### [EXERCISE BRIEF]
Return all entries precisely as they stand, without the images.

### [EXERCISE INPUTS]
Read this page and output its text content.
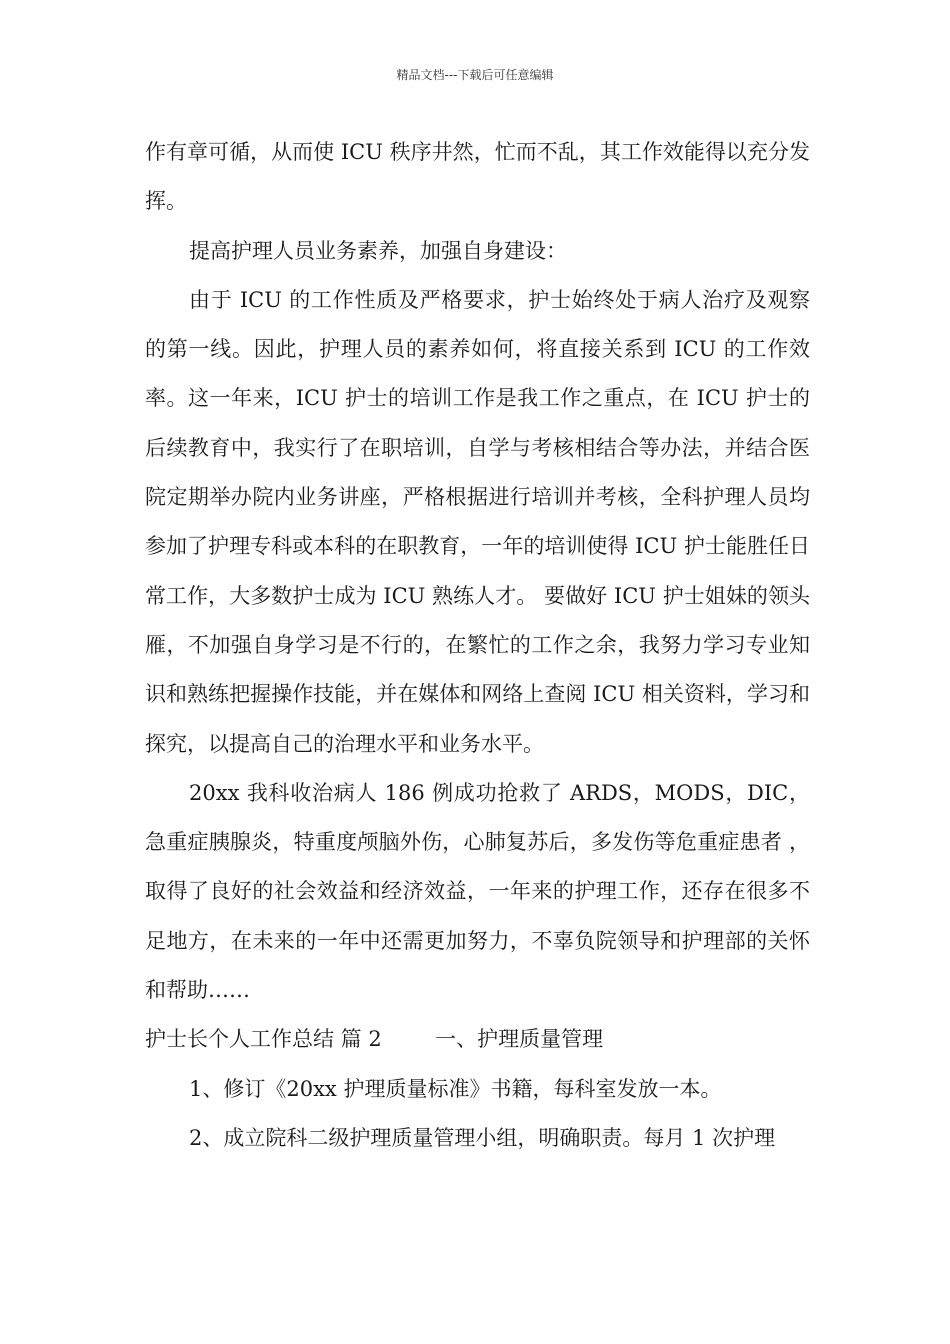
精品文档---下载后可任意编辑

作有章可循，从而使 ICU 秩序井然，忙而不乱，其工作效能得以充分发挥。

提高护理人员业务素养，加强自身建设：

由于 ICU 的工作性质及严格要求，护士始终处于病人治疗及观察的第一线。因此，护理人员的素养如何，将直接关系到 ICU 的工作效率。这一年来，ICU 护士的培训工作是我工作之重点，在 ICU 护士的后续教育中，我实行了在职培训，自学与考核相结合等办法，并结合医院定期举办院内业务讲座，严格根据进行培训并考核，全科护理人员均参加了护理专科或本科的在职教育，一年的培训使得 ICU 护士能胜任日常工作，大多数护士成为 ICU 熟练人才。 要做好 ICU 护士姐妹的领头雁，不加强自身学习是不行的，在繁忙的工作之余，我努力学习专业知识和熟练把握操作技能，并在媒体和网络上查阅 ICU 相关资料，学习和探究，以提高自己的治理水平和业务水平。

20xx 我科收治病人 186 例成功抢救了 ARDS，MODS，DIC，急重症胰腺炎，特重度颅脑外伤，心肺复苏后，多发伤等危重症患者 ，取得了良好的社会效益和经济效益，一年来的护理工作，还存在很多不足地方，在未来的一年中还需更加努力，不辜负院领导和护理部的关怀和帮助……

护士长个人工作总结 篇 2	一、护理质量管理

1、修订《20xx 护理质量标准》书籍，每科室发放一本。

2、成立院科二级护理质量管理小组，明确职责。每月 1 次护理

### [OUTPUT BELOW]
Read this page and output its text content.
精品文档---下载后可任意编辑

作有章可循，从而使 ICU 秩序井然，忙而不乱，其工作效能得以充分发挥。

提高护理人员业务素养，加强自身建设：

由于 ICU 的工作性质及严格要求，护士始终处于病人治疗及观察的第一线。因此，护理人员的素养如何，将直接关系到 ICU 的工作效率。这一年来，ICU 护士的培训工作是我工作之重点，在 ICU 护士的后续教育中，我实行了在职培训，自学与考核相结合等办法，并结合医院定期举办院内业务讲座，严格根据进行培训并考核，全科护理人员均参加了护理专科或本科的在职教育，一年的培训使得 ICU 护士能胜任日常工作，大多数护士成为 ICU 熟练人才。 要做好 ICU 护士姐妹的领头雁，不加强自身学习是不行的，在繁忙的工作之余，我努力学习专业知识和熟练把握操作技能，并在媒体和网络上查阅 ICU 相关资料，学习和探究，以提高自己的治理水平和业务水平。

20xx 我科收治病人 186 例成功抢救了 ARDS，MODS，DIC，急重症胰腺炎，特重度颅脑外伤，心肺复苏后，多发伤等危重症患者 ，取得了良好的社会效益和经济效益，一年来的护理工作，还存在很多不足地方，在未来的一年中还需更加努力，不辜负院领导和护理部的关怀和帮助……

护士长个人工作总结 篇 2	一、护理质量管理

1、修订《20xx 护理质量标准》书籍，每科室发放一本。

2、成立院科二级护理质量管理小组，明确职责。每月 1 次护理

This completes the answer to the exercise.